## [Aim]
Go through the records and extract every line with the word "chart".

## [Records shown]
┄┄┄┄┄┄

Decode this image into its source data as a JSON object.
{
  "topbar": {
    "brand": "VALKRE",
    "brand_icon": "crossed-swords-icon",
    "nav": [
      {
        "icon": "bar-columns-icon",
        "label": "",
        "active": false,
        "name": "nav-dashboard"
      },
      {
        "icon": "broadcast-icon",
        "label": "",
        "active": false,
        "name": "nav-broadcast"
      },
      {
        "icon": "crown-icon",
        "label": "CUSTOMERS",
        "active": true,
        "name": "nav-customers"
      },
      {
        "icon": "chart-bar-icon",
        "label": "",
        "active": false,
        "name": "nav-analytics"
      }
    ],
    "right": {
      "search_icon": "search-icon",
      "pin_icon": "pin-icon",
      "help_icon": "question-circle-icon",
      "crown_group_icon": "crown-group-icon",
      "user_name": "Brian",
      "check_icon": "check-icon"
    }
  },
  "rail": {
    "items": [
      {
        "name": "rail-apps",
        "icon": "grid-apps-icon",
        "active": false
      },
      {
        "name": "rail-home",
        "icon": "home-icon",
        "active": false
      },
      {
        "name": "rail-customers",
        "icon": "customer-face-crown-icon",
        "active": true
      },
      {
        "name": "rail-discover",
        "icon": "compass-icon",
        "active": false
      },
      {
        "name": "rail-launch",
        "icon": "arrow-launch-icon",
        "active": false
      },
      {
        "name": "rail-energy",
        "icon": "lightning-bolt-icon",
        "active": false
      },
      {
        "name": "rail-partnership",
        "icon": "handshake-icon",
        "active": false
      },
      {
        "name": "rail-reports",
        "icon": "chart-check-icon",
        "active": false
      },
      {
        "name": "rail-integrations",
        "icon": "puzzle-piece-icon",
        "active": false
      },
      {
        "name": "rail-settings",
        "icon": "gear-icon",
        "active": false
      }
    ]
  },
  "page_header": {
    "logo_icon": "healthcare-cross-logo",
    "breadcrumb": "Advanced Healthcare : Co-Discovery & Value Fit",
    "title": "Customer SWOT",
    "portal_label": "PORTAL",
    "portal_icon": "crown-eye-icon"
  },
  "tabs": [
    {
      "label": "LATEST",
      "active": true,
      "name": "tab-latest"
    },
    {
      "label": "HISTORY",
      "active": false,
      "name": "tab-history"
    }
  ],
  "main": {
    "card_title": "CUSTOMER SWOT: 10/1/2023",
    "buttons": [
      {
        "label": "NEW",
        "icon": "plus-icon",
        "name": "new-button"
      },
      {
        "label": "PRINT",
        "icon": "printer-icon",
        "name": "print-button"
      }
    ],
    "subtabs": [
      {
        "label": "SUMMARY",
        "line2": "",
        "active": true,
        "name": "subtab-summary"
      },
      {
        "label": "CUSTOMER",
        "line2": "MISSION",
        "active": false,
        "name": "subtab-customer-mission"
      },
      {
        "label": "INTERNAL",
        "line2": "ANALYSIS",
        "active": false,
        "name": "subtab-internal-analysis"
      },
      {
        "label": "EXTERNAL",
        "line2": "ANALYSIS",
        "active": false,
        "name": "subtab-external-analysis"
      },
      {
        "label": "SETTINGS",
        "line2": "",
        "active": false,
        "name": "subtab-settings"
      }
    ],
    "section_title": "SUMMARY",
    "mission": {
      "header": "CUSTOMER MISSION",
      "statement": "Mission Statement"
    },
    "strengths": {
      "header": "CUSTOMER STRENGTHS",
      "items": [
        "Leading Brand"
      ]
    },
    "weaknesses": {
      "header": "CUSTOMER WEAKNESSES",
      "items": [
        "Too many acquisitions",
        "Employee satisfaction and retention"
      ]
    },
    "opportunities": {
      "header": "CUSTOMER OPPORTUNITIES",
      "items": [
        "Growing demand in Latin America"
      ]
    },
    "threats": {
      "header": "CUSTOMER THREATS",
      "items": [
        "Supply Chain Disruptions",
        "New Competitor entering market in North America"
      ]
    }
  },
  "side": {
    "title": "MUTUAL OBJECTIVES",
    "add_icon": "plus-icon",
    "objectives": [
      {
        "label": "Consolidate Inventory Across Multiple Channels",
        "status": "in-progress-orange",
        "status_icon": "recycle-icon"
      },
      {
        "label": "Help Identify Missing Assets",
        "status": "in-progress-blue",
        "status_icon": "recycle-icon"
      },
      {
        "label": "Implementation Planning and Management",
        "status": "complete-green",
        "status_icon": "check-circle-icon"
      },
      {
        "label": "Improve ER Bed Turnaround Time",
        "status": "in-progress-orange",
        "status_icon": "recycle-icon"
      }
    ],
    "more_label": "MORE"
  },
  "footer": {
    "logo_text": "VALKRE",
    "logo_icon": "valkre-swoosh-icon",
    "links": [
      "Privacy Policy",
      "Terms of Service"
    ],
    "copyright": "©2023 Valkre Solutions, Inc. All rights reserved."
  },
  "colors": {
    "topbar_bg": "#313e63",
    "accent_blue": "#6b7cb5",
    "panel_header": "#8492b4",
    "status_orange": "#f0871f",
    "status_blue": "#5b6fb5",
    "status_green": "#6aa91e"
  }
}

┄┄┄┄┄┄

## [Solution to the exercise]
        "icon": "chart-bar-icon",
        "icon": "chart-check-icon",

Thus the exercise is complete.